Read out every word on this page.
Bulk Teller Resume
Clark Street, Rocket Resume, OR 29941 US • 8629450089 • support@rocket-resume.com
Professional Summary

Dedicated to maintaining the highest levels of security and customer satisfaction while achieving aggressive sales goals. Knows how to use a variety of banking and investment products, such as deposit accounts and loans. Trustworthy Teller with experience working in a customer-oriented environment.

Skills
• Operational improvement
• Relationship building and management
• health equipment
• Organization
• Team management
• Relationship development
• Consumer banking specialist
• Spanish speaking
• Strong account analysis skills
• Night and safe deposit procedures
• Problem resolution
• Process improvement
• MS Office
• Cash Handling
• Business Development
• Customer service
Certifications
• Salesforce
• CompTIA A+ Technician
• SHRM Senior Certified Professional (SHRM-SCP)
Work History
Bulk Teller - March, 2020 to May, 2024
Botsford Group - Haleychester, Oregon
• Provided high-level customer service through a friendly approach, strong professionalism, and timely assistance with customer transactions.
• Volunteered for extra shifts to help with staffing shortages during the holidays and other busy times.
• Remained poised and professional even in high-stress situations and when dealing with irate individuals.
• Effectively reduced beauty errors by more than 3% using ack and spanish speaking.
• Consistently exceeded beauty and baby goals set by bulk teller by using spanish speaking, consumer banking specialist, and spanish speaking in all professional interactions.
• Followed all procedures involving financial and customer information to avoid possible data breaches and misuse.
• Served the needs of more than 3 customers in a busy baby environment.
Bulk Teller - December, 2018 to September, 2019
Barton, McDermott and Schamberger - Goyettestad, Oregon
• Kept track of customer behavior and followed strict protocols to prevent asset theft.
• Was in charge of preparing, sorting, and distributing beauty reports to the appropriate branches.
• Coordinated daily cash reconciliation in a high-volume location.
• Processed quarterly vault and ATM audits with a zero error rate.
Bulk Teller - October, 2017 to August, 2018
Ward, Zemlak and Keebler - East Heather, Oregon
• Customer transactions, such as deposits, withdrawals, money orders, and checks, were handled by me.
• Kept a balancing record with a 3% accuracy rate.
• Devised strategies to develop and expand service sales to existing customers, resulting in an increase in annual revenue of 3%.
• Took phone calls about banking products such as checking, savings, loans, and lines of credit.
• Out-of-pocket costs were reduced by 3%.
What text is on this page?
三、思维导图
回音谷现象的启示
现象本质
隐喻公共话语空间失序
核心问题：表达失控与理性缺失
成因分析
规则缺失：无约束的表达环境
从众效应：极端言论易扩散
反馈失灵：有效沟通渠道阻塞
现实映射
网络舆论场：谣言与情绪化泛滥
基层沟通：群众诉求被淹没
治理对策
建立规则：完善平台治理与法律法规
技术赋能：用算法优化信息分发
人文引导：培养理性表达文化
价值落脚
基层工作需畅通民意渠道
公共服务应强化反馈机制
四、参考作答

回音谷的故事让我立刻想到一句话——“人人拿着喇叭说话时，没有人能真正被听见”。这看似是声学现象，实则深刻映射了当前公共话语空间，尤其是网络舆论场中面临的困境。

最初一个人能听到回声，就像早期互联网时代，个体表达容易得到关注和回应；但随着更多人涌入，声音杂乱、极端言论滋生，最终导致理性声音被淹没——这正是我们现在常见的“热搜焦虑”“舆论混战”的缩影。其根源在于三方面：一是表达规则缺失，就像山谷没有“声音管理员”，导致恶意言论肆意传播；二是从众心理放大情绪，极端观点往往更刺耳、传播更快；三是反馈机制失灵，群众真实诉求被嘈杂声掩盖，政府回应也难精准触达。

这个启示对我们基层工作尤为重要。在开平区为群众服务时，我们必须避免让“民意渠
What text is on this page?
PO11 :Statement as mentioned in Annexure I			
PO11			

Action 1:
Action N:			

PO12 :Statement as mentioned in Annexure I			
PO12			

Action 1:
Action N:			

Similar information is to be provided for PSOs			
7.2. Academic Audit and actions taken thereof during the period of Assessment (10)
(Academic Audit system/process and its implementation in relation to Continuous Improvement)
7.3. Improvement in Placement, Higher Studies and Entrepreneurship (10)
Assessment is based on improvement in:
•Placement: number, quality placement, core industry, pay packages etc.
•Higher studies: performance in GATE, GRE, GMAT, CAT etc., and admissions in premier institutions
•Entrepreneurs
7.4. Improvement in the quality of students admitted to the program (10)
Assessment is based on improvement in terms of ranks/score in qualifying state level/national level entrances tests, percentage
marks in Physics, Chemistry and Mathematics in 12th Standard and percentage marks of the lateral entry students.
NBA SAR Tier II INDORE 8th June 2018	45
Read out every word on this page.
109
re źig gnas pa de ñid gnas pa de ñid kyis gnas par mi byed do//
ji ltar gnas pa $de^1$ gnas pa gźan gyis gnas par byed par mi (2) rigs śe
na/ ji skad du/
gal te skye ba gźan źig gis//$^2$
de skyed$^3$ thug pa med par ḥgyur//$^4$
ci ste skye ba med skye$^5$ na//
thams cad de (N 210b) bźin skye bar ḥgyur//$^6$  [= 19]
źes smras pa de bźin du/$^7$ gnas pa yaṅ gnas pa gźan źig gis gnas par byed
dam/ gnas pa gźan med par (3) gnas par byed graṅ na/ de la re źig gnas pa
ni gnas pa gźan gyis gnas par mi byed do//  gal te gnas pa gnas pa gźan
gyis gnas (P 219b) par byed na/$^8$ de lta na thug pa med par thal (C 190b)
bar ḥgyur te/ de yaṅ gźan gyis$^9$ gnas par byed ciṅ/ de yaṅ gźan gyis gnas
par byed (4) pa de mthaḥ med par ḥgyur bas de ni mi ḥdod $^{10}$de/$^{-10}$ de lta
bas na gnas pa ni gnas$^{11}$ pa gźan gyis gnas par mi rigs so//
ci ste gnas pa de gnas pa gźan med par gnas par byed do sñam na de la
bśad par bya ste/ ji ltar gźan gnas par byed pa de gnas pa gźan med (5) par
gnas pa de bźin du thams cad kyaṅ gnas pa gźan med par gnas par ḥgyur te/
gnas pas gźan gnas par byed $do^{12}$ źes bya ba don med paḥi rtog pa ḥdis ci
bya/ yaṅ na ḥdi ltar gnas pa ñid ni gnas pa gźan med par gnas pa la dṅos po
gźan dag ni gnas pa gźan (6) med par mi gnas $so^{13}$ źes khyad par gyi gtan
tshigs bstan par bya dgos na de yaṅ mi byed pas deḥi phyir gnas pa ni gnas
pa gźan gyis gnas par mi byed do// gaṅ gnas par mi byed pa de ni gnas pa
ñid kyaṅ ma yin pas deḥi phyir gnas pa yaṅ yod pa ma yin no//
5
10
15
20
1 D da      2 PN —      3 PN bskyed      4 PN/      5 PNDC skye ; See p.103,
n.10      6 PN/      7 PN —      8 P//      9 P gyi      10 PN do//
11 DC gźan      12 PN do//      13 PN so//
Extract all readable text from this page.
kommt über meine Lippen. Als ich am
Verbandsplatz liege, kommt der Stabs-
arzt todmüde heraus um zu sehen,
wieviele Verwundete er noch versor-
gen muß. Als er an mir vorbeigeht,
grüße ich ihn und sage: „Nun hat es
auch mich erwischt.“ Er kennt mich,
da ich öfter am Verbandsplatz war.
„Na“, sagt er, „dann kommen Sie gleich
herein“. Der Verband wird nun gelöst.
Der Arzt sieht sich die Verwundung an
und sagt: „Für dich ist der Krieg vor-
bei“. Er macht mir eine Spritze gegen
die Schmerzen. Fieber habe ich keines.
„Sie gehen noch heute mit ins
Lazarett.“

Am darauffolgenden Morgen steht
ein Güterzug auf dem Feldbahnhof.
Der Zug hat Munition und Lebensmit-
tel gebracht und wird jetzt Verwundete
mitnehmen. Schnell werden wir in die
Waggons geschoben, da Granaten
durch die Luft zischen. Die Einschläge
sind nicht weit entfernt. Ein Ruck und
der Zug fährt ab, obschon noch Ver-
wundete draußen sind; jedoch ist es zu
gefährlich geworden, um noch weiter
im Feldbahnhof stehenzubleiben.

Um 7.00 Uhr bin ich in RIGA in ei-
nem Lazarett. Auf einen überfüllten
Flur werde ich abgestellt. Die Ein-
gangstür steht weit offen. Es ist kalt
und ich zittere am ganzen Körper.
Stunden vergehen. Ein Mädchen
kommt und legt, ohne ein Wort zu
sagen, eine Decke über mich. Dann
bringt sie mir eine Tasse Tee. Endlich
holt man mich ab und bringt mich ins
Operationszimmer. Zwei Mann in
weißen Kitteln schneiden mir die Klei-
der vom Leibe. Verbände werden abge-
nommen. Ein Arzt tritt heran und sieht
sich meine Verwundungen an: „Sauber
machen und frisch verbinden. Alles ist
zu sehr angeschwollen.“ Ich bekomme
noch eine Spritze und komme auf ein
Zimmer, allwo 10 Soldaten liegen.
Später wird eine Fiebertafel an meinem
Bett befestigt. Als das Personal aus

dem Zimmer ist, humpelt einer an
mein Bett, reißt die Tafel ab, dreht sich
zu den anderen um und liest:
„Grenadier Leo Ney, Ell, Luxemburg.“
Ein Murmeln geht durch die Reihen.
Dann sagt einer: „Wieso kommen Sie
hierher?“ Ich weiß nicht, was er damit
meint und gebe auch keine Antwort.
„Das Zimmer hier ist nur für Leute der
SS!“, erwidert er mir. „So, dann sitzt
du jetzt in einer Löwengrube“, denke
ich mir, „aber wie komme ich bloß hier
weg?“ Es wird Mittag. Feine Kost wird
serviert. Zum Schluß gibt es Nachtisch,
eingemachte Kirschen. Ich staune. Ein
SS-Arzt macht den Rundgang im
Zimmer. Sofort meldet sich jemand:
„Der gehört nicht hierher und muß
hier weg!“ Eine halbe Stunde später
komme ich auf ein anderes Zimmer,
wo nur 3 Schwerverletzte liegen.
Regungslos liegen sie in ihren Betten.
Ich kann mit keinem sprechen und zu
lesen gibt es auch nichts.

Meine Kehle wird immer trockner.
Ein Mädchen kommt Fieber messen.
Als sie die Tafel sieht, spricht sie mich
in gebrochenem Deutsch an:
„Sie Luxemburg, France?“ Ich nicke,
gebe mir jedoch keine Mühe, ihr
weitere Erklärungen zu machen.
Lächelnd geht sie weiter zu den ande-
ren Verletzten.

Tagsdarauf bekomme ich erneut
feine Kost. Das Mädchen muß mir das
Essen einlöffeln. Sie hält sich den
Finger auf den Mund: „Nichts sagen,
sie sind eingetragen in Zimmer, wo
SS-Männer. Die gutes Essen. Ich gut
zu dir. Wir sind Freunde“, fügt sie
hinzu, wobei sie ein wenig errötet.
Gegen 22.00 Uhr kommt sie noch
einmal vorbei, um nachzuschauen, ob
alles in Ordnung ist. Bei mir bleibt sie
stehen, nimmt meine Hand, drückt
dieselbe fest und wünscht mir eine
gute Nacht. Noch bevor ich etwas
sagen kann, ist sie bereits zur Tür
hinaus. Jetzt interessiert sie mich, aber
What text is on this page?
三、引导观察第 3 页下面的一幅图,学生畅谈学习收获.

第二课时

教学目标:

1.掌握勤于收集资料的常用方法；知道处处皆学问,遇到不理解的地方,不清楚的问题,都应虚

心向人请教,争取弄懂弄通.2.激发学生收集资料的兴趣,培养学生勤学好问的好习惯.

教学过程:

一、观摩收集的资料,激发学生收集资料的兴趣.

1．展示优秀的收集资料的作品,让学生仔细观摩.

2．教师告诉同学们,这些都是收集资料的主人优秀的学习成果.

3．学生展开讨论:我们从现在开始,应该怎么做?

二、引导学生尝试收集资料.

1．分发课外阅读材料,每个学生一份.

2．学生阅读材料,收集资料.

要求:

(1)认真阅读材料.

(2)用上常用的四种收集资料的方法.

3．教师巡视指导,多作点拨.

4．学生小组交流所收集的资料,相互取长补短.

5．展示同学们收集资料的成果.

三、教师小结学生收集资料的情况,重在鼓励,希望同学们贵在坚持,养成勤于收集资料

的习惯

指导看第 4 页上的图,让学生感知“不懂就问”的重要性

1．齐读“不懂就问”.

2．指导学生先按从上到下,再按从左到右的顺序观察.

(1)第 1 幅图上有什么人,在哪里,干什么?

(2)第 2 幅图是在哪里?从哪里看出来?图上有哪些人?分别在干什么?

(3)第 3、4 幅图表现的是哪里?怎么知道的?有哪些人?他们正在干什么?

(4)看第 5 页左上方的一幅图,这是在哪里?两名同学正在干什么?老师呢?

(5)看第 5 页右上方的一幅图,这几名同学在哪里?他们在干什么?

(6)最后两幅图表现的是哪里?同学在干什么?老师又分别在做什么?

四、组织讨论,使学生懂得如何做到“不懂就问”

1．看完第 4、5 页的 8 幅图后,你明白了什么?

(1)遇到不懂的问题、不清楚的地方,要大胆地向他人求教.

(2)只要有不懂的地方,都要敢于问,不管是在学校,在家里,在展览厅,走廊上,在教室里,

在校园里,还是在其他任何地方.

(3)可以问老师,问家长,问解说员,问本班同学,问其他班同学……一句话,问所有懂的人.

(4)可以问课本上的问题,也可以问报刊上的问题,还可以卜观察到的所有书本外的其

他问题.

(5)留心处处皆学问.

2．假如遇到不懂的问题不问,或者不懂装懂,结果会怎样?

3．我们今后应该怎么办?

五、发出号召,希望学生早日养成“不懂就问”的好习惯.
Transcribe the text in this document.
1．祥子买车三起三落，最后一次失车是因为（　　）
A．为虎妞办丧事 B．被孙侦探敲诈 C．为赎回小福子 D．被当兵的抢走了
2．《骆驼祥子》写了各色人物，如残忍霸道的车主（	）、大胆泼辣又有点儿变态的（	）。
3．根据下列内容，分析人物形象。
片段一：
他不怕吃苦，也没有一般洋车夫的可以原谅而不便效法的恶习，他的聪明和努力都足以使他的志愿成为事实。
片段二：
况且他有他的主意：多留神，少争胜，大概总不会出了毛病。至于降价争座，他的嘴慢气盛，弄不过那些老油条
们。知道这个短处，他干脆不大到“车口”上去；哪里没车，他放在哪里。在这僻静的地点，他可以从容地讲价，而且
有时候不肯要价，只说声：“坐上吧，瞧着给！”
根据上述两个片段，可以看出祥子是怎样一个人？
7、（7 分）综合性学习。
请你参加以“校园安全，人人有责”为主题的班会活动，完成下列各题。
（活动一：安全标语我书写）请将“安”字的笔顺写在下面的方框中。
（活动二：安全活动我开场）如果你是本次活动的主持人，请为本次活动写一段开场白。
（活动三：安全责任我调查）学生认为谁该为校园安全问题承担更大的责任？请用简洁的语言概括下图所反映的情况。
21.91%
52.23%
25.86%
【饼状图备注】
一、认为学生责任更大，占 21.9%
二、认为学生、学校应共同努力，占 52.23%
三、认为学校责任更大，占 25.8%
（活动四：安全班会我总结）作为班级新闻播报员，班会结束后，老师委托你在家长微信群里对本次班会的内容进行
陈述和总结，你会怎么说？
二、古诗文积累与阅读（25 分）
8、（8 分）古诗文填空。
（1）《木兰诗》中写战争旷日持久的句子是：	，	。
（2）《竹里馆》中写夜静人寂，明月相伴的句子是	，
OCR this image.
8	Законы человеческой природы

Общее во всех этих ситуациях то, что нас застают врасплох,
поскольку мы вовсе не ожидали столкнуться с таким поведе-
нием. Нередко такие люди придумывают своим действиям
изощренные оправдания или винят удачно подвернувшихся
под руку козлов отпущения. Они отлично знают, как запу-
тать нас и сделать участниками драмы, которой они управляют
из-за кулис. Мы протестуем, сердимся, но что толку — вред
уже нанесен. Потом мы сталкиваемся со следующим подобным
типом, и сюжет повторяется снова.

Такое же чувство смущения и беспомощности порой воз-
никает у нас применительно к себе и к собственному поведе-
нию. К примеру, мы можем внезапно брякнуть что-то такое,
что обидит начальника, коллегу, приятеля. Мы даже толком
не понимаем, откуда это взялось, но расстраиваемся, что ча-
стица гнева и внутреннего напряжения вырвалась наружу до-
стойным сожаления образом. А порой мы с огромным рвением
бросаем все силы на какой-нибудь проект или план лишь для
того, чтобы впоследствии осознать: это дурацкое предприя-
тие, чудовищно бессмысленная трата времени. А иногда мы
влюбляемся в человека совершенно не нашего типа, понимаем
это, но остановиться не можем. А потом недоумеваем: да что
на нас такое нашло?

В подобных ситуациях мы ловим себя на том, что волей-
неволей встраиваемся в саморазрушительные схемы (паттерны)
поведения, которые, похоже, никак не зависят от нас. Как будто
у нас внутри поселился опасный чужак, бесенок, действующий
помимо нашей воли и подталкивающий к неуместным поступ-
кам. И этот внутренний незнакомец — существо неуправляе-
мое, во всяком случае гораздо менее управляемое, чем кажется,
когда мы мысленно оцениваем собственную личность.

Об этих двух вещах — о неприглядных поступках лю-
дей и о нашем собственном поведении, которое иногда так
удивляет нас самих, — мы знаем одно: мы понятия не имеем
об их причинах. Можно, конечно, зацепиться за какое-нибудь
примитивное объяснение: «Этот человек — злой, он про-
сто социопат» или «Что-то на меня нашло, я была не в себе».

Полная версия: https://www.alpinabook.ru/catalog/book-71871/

━━━

Copy each line of the data above that holds "bekomme".

• Result below:
zu sehr angeschwollen.“ Ich bekomme
Tagsdarauf bekomme ich erneut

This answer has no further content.